BEGIN

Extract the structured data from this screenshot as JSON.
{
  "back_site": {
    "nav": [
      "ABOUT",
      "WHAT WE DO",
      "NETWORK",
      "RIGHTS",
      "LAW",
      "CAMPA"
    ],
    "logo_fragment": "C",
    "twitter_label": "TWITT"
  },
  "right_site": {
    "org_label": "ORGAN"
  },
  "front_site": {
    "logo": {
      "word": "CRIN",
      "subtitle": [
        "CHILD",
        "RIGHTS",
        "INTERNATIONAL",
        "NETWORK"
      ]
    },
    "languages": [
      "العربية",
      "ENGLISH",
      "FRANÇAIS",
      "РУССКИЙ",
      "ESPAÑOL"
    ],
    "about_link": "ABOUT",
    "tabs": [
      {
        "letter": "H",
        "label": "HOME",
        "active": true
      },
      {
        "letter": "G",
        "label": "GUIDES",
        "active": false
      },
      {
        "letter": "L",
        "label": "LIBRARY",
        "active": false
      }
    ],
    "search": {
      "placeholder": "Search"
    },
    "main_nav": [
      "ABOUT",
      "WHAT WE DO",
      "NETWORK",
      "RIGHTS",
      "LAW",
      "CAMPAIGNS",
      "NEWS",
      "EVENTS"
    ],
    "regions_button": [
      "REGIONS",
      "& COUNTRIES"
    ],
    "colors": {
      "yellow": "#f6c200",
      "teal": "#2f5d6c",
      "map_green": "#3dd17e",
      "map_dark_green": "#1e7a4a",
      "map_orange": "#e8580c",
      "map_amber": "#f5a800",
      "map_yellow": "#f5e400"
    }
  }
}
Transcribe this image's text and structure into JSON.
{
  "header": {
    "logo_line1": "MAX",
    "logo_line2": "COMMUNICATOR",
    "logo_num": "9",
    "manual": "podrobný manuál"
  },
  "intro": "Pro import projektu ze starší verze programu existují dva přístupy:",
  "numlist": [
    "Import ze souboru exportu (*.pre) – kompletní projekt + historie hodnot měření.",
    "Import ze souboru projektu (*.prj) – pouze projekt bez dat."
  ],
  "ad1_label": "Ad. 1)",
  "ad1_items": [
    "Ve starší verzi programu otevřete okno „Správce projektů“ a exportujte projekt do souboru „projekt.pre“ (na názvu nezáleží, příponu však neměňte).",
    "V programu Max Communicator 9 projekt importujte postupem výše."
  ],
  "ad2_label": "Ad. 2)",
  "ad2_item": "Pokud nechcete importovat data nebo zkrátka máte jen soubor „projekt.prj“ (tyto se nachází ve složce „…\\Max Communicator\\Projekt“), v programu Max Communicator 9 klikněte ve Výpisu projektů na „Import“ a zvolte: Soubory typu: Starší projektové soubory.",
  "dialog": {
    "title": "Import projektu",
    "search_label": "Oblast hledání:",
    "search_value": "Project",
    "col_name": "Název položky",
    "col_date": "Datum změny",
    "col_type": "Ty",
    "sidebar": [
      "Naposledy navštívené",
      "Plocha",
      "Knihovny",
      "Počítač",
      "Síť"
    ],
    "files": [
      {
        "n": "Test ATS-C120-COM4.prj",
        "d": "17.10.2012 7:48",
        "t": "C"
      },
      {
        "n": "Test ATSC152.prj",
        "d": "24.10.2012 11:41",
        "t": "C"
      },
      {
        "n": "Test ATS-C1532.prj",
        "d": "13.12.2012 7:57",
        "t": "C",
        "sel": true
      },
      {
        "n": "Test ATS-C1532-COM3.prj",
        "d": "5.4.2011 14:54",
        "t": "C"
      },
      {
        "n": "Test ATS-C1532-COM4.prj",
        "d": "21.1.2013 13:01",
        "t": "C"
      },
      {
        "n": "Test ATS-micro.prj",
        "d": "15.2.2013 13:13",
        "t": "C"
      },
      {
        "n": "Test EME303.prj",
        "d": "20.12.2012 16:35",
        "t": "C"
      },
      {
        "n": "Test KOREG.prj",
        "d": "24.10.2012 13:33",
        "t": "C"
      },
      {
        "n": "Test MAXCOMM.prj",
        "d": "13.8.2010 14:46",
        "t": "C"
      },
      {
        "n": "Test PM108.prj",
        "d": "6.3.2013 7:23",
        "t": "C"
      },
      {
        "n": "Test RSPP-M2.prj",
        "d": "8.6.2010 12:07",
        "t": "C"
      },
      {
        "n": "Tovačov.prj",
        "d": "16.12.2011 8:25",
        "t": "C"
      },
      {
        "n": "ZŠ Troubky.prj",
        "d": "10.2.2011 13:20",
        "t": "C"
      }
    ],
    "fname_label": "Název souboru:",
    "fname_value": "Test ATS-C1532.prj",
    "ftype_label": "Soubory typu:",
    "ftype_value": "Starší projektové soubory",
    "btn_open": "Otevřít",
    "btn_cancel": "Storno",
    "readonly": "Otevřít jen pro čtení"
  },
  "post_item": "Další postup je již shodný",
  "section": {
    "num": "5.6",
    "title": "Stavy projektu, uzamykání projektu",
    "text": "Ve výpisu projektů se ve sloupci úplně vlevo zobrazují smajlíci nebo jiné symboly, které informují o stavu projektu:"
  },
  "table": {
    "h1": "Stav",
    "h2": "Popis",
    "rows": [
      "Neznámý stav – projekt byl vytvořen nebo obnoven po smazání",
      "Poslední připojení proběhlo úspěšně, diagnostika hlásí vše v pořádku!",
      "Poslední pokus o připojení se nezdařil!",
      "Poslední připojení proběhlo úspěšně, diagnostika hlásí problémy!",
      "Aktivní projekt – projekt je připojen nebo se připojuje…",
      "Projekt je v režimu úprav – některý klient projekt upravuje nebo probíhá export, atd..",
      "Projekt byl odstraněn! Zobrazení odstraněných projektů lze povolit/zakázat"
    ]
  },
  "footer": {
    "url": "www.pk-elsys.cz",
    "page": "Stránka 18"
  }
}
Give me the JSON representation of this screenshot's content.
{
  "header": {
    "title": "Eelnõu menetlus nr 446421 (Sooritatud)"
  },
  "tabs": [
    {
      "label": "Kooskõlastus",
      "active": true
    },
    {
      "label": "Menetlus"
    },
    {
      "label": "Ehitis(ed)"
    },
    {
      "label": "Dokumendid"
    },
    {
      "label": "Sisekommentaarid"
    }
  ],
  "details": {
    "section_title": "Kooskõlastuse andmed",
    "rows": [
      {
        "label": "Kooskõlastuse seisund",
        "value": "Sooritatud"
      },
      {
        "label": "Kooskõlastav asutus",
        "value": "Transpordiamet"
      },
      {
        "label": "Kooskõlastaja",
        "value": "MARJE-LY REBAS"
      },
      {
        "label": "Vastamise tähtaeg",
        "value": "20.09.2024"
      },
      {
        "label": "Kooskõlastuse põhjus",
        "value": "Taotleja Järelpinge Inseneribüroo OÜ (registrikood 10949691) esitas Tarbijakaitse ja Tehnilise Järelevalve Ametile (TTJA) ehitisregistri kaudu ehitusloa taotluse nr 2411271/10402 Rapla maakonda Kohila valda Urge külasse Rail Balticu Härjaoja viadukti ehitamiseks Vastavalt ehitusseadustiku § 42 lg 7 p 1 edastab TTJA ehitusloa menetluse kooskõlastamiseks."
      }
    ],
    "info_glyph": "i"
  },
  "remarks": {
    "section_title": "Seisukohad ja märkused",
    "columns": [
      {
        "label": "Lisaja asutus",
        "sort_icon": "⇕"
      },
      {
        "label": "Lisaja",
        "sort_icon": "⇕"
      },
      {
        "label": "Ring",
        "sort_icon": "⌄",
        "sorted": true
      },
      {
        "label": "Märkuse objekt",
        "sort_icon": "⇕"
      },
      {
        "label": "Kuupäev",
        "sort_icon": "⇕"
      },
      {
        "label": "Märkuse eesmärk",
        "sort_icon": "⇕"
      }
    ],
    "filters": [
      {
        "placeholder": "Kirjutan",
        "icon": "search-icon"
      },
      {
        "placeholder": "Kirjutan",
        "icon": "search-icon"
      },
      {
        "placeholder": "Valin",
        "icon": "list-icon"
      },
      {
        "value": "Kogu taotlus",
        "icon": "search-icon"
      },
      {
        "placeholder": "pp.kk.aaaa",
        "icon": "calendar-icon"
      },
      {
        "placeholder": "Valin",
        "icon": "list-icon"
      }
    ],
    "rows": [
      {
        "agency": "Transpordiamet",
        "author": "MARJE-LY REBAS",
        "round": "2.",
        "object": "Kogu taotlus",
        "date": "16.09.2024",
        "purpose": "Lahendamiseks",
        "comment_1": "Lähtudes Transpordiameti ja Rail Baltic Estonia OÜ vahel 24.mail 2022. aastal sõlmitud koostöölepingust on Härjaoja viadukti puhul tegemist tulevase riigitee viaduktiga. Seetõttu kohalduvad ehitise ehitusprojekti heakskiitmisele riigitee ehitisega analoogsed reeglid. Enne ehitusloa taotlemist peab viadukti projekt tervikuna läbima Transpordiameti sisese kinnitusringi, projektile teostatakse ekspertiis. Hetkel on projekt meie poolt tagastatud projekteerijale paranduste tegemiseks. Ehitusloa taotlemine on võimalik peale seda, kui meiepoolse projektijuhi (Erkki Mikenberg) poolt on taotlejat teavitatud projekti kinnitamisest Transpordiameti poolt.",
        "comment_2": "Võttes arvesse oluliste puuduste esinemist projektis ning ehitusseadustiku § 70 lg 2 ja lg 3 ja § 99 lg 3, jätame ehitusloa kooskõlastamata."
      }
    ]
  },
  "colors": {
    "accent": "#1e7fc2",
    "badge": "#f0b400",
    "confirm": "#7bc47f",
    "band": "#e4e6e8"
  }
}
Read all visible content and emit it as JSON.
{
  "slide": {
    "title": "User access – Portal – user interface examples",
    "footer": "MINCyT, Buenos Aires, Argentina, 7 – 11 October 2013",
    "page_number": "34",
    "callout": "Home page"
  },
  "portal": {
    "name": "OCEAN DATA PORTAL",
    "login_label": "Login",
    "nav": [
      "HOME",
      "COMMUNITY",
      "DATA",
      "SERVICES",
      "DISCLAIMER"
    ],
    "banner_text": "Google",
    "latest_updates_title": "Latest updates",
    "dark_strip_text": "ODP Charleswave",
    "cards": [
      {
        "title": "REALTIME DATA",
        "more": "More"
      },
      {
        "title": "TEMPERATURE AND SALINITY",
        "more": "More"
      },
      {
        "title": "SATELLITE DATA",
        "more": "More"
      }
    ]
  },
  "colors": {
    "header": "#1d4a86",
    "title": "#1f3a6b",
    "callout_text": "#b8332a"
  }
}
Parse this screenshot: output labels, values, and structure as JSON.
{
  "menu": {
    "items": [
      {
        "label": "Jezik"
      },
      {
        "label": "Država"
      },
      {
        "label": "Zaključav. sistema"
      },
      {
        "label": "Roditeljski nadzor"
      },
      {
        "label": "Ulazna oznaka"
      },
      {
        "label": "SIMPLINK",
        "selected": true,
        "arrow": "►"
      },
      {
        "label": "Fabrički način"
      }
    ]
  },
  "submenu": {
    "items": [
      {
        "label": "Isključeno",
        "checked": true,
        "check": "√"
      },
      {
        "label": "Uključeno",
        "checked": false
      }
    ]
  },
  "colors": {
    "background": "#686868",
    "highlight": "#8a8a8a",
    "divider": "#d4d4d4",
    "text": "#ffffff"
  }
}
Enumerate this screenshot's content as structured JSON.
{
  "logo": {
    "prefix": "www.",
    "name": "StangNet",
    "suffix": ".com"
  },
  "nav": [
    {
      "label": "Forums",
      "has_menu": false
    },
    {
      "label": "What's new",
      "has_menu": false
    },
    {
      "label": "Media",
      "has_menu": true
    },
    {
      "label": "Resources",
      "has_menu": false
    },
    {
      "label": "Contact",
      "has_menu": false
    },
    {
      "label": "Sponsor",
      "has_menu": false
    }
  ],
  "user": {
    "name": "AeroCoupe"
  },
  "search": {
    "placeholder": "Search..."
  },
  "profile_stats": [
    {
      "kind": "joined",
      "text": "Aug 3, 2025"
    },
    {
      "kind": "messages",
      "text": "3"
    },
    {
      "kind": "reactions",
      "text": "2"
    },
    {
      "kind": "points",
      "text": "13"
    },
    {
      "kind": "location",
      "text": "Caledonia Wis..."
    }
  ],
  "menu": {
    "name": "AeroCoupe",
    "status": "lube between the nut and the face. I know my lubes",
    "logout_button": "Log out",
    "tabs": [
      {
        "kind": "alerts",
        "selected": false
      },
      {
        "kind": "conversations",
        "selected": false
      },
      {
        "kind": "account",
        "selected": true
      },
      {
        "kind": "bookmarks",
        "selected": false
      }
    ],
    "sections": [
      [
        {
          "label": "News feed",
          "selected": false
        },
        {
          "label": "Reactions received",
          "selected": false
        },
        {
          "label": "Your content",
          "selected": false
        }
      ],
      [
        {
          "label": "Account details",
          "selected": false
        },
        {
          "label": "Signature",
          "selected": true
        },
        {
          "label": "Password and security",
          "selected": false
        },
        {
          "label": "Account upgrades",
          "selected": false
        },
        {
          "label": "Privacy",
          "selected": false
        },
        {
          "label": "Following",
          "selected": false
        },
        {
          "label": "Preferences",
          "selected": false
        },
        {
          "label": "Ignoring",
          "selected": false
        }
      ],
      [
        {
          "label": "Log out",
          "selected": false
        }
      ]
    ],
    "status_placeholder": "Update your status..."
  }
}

END

Do this:
Give only the number of lines in the material above that hold the word "true".

Response below:
9